### TASK
Quote the full listing word for word.

### RECORDS SHOWN
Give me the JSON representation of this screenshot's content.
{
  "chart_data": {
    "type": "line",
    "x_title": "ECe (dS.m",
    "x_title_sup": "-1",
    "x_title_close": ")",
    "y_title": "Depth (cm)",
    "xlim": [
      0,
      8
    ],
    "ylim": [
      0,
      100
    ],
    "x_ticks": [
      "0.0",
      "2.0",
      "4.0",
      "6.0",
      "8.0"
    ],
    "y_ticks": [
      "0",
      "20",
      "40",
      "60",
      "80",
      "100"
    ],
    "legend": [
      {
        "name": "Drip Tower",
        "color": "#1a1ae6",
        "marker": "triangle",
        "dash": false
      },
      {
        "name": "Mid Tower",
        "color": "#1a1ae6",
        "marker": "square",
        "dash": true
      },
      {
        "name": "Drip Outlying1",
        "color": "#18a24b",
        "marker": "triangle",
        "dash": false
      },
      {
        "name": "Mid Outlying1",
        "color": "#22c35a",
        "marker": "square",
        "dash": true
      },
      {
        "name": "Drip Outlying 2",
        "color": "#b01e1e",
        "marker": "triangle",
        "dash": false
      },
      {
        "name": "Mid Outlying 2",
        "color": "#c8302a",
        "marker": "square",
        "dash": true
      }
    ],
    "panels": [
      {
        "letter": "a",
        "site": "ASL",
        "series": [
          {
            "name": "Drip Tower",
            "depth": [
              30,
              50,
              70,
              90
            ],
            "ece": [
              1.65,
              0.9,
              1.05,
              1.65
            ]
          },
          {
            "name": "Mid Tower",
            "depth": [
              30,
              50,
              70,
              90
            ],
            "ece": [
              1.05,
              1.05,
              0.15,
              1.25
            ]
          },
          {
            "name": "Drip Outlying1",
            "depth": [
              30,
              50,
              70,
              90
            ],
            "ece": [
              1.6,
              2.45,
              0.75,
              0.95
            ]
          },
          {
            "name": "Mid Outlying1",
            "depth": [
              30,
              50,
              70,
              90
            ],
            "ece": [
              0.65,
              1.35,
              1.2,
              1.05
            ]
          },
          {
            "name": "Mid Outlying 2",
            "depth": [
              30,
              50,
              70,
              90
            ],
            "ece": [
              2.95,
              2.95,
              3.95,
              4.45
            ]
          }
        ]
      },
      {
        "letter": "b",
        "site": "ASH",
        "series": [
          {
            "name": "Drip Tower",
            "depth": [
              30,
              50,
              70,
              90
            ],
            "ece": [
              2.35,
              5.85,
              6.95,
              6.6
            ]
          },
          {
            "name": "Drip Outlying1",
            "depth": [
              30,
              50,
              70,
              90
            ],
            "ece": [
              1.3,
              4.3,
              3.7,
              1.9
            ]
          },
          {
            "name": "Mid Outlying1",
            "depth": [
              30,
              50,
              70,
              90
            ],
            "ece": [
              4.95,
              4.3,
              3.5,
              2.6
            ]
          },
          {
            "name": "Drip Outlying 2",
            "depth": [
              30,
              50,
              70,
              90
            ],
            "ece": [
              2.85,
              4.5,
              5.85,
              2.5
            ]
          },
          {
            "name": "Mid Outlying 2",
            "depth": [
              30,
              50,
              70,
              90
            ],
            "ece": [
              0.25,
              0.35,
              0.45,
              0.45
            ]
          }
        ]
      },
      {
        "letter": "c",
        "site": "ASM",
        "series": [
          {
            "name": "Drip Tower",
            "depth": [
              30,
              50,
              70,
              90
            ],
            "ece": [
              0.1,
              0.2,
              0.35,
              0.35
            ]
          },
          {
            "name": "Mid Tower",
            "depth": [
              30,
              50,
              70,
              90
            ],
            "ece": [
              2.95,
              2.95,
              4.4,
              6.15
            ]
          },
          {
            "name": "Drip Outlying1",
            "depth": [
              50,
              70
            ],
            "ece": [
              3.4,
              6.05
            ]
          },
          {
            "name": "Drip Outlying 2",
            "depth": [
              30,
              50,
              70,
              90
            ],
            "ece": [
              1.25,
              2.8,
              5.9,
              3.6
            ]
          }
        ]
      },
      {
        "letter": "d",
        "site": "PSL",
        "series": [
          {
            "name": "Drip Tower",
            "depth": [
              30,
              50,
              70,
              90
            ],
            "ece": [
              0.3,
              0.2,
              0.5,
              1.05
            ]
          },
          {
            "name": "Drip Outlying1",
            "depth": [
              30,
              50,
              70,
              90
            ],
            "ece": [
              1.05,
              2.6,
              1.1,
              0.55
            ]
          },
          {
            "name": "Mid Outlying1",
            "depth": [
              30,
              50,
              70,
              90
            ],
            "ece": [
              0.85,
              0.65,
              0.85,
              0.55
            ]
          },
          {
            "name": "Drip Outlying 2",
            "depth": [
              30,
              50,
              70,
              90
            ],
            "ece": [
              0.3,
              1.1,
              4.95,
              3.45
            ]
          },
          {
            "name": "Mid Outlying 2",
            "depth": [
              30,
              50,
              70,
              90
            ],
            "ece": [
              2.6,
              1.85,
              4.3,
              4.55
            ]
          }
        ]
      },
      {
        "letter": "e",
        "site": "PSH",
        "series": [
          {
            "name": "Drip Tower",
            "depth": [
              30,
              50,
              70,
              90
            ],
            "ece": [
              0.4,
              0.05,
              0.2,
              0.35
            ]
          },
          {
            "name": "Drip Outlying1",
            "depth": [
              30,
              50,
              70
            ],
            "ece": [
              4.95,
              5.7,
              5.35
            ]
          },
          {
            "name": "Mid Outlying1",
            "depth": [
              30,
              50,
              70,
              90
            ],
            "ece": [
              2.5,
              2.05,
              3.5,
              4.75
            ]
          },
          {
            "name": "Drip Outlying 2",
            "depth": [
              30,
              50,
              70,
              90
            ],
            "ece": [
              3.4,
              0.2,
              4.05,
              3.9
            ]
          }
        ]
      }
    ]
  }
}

### EXERCISE RESPONSE
Give me the JSON representation of this screenshot's content.
{
  "chart_data": {
    "type": "line",
    "x_title": "ECe (dS.m",
    "x_title_sup": "-1",
    "x_title_close": ")",
    "y_title": "Depth (cm)",
    "xlim": [
      0,
      8
    ],
    "ylim": [
      0,
      100
    ],
    "x_ticks": [
      "0.0",
      "2.0",
      "4.0",
      "6.0",
      "8.0"
    ],
    "y_ticks": [
      "0",
      "20",
      "40",
      "60",
      "80",
      "100"
    ],
    "legend": [
      {
        "name": "Drip Tower",
        "color": "#1a1ae6",
        "marker": "triangle",
        "dash": false
      },
      {
        "name": "Mid Tower",
        "color": "#1a1ae6",
        "marker": "square",
        "dash": true
      },
      {
        "name": "Drip Outlying1",
        "color": "#18a24b",
        "marker": "triangle",
        "dash": false
      },
      {
        "name": "Mid Outlying1",
        "color": "#22c35a",
        "marker": "square",
        "dash": true
      },
      {
        "name": "Drip Outlying 2",
        "color": "#b01e1e",
        "marker": "triangle",
        "dash": false
      },
      {
        "name": "Mid Outlying 2",
        "color": "#c8302a",
        "marker": "square",
        "dash": true
      }
    ],
    "panels": [
      {
        "letter": "a",
        "site": "ASL",
        "series": [
          {
            "name": "Drip Tower",
            "depth": [
              30,
              50,
              70,
              90
            ],
            "ece": [
              1.65,
              0.9,
              1.05,
              1.65
            ]
          },
          {
            "name": "Mid Tower",
            "depth": [
              30,
              50,
              70,
              90
            ],
            "ece": [
              1.05,
              1.05,
              0.15,
              1.25
            ]
          },
          {
            "name": "Drip Outlying1",
            "depth": [
              30,
              50,
              70,
              90
            ],
            "ece": [
              1.6,
              2.45,
              0.75,
              0.95
            ]
          },
          {
            "name": "Mid Outlying1",
            "depth": [
              30,
              50,
              70,
              90
            ],
            "ece": [
              0.65,
              1.35,
              1.2,
              1.05
            ]
          },
          {
            "name": "Mid Outlying 2",
            "depth": [
              30,
              50,
              70,
              90
            ],
            "ece": [
              2.95,
              2.95,
              3.95,
              4.45
            ]
          }
        ]
      },
      {
        "letter": "b",
        "site": "ASH",
        "series": [
          {
            "name": "Drip Tower",
            "depth": [
              30,
              50,
              70,
              90
            ],
            "ece": [
              2.35,
              5.85,
              6.95,
              6.6
            ]
          },
          {
            "name": "Drip Outlying1",
            "depth": [
              30,
              50,
              70,
              90
            ],
            "ece": [
              1.3,
              4.3,
              3.7,
              1.9
            ]
          },
          {
            "name": "Mid Outlying1",
            "depth": [
              30,
              50,
              70,
              90
            ],
            "ece": [
              4.95,
              4.3,
              3.5,
              2.6
            ]
          },
          {
            "name": "Drip Outlying 2",
            "depth": [
              30,
              50,
              70,
              90
            ],
            "ece": [
              2.85,
              4.5,
              5.85,
              2.5
            ]
          },
          {
            "name": "Mid Outlying 2",
            "depth": [
              30,
              50,
              70,
              90
            ],
            "ece": [
              0.25,
              0.35,
              0.45,
              0.45
            ]
          }
        ]
      },
      {
        "letter": "c",
        "site": "ASM",
        "series": [
          {
            "name": "Drip Tower",
            "depth": [
              30,
              50,
              70,
              90
            ],
            "ece": [
              0.1,
              0.2,
              0.35,
              0.35
            ]
          },
          {
            "name": "Mid Tower",
            "depth": [
              30,
              50,
              70,
              90
            ],
            "ece": [
              2.95,
              2.95,
              4.4,
              6.15
            ]
          },
          {
            "name": "Drip Outlying1",
            "depth": [
              50,
              70
            ],
            "ece": [
              3.4,
              6.05
            ]
          },
          {
            "name": "Drip Outlying 2",
            "depth": [
              30,
              50,
              70,
              90
            ],
            "ece": [
              1.25,
              2.8,
              5.9,
              3.6
            ]
          }
        ]
      },
      {
        "letter": "d",
        "site": "PSL",
        "series": [
          {
            "name": "Drip Tower",
            "depth": [
              30,
              50,
              70,
              90
            ],
            "ece": [
              0.3,
              0.2,
              0.5,
              1.05
            ]
          },
          {
            "name": "Drip Outlying1",
            "depth": [
              30,
              50,
              70,
              90
            ],
            "ece": [
              1.05,
              2.6,
              1.1,
              0.55
            ]
          },
          {
            "name": "Mid Outlying1",
            "depth": [
              30,
              50,
              70,
              90
            ],
            "ece": [
              0.85,
              0.65,
              0.85,
              0.55
            ]
          },
          {
            "name": "Drip Outlying 2",
            "depth": [
              30,
              50,
              70,
              90
            ],
            "ece": [
              0.3,
              1.1,
              4.95,
              3.45
            ]
          },
          {
            "name": "Mid Outlying 2",
            "depth": [
              30,
              50,
              70,
              90
            ],
            "ece": [
              2.6,
              1.85,
              4.3,
              4.55
            ]
          }
        ]
      },
      {
        "letter": "e",
        "site": "PSH",
        "series": [
          {
            "name": "Drip Tower",
            "depth": [
              30,
              50,
              70,
              90
            ],
            "ece": [
              0.4,
              0.05,
              0.2,
              0.35
            ]
          },
          {
            "name": "Drip Outlying1",
            "depth": [
              30,
              50,
              70
            ],
            "ece": [
              4.95,
              5.7,
              5.35
            ]
          },
          {
            "name": "Mid Outlying1",
            "depth": [
              30,
              50,
              70,
              90
            ],
            "ece": [
              2.5,
              2.05,
              3.5,
              4.75
            ]
          },
          {
            "name": "Drip Outlying 2",
            "depth": [
              30,
              50,
              70,
              90
            ],
            "ece": [
              3.4,
              0.2,
              4.05,
              3.9
            ]
          }
        ]
      }
    ]
  }
}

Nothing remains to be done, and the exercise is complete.